§ **Exercise**
How many of the lines here include "email"? Answer with a single number.

========================================

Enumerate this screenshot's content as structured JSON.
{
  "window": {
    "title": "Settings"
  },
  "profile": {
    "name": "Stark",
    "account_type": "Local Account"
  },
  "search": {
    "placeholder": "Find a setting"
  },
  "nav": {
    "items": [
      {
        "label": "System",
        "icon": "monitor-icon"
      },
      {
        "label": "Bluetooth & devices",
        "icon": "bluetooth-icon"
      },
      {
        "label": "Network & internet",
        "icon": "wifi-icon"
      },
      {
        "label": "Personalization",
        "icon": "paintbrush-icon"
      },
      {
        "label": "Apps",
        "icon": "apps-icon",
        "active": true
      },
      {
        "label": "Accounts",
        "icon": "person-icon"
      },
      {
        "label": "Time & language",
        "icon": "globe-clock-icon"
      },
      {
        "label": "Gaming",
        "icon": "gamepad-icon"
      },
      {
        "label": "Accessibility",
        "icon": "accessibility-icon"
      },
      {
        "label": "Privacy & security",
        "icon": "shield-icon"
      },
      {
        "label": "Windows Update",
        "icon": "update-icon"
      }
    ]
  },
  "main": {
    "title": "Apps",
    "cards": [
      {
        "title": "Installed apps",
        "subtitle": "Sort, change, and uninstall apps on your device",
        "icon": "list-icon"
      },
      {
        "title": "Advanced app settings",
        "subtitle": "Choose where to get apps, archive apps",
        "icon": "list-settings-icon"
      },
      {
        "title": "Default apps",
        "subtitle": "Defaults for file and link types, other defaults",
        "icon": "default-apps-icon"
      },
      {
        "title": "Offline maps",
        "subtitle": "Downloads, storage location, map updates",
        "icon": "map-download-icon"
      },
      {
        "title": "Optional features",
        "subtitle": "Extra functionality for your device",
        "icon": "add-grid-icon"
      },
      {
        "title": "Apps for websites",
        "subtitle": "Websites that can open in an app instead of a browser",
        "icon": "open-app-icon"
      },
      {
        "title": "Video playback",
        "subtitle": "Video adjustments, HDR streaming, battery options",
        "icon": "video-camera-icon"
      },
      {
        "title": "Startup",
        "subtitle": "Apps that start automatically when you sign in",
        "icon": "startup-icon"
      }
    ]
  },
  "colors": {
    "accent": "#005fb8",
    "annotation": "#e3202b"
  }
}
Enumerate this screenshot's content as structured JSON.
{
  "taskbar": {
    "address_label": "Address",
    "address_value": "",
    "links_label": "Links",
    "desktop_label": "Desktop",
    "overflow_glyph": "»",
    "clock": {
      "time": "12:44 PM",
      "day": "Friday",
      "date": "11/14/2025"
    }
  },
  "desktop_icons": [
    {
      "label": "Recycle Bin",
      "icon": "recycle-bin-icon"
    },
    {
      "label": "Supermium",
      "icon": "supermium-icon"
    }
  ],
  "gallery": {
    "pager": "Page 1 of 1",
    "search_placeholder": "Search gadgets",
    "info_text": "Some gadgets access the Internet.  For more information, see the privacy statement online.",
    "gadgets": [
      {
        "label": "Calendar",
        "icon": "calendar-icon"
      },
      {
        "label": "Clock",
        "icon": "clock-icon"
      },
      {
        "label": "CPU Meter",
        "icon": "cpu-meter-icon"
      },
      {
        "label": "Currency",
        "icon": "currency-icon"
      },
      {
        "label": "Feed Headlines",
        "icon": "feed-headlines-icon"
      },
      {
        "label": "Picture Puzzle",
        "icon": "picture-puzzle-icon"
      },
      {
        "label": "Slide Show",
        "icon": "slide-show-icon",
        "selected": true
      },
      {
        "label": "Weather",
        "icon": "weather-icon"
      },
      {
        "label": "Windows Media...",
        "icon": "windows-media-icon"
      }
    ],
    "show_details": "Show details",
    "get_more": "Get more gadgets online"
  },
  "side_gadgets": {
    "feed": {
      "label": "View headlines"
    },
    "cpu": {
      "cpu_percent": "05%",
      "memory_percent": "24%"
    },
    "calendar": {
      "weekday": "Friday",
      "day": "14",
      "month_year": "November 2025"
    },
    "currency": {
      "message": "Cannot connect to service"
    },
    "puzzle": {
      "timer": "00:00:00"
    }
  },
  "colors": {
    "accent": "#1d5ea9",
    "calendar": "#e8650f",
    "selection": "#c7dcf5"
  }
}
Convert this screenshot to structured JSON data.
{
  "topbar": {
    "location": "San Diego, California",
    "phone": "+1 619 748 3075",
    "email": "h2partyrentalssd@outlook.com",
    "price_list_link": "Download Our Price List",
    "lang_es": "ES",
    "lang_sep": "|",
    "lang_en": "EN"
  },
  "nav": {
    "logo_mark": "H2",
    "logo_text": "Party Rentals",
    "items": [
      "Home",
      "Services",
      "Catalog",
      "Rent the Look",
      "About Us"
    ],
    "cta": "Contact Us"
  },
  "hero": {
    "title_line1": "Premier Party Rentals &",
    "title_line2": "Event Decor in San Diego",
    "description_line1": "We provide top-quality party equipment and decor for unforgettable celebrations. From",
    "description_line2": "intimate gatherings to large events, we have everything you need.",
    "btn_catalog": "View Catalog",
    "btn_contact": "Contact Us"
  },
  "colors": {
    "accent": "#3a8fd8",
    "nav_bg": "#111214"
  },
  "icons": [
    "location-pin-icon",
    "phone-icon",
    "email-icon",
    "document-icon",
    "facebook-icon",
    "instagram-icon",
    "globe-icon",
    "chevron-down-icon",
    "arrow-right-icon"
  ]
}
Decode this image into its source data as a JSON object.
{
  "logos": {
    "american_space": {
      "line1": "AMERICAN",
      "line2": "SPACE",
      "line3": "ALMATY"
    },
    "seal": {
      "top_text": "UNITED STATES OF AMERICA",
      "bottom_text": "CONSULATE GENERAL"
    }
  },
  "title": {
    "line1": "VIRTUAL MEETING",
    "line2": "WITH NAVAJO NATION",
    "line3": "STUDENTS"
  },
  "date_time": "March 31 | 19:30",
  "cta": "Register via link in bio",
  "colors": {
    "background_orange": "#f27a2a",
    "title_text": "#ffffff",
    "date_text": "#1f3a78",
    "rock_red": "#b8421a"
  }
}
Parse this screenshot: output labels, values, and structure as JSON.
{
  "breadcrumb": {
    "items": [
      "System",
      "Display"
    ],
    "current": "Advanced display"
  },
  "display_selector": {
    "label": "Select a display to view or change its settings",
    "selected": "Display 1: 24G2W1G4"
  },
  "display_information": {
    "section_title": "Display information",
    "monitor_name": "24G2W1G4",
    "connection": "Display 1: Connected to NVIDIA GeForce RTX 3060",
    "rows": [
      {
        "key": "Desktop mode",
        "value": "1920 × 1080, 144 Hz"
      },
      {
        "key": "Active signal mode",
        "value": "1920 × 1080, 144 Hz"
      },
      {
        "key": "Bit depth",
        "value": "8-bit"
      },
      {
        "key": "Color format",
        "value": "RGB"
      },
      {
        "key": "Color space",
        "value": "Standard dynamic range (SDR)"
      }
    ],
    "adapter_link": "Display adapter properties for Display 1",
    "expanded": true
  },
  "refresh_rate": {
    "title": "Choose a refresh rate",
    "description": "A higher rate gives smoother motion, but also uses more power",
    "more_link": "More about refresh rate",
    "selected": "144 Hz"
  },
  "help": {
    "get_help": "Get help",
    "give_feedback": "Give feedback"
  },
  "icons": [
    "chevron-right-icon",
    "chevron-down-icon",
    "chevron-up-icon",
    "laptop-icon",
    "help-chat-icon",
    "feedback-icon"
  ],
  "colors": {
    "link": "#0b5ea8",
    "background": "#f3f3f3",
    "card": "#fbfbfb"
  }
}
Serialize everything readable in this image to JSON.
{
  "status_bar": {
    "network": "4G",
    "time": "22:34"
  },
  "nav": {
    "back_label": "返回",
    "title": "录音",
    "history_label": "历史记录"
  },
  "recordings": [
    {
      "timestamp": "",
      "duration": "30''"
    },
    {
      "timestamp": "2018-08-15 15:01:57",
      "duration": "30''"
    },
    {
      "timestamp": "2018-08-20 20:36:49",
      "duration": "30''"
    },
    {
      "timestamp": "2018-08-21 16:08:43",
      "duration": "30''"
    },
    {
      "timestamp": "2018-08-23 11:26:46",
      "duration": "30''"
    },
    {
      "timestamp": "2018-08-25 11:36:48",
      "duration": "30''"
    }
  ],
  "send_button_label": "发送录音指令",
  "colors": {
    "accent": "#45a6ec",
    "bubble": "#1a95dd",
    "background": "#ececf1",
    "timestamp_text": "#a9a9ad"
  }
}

========================================

§ **Response for this exercise**
2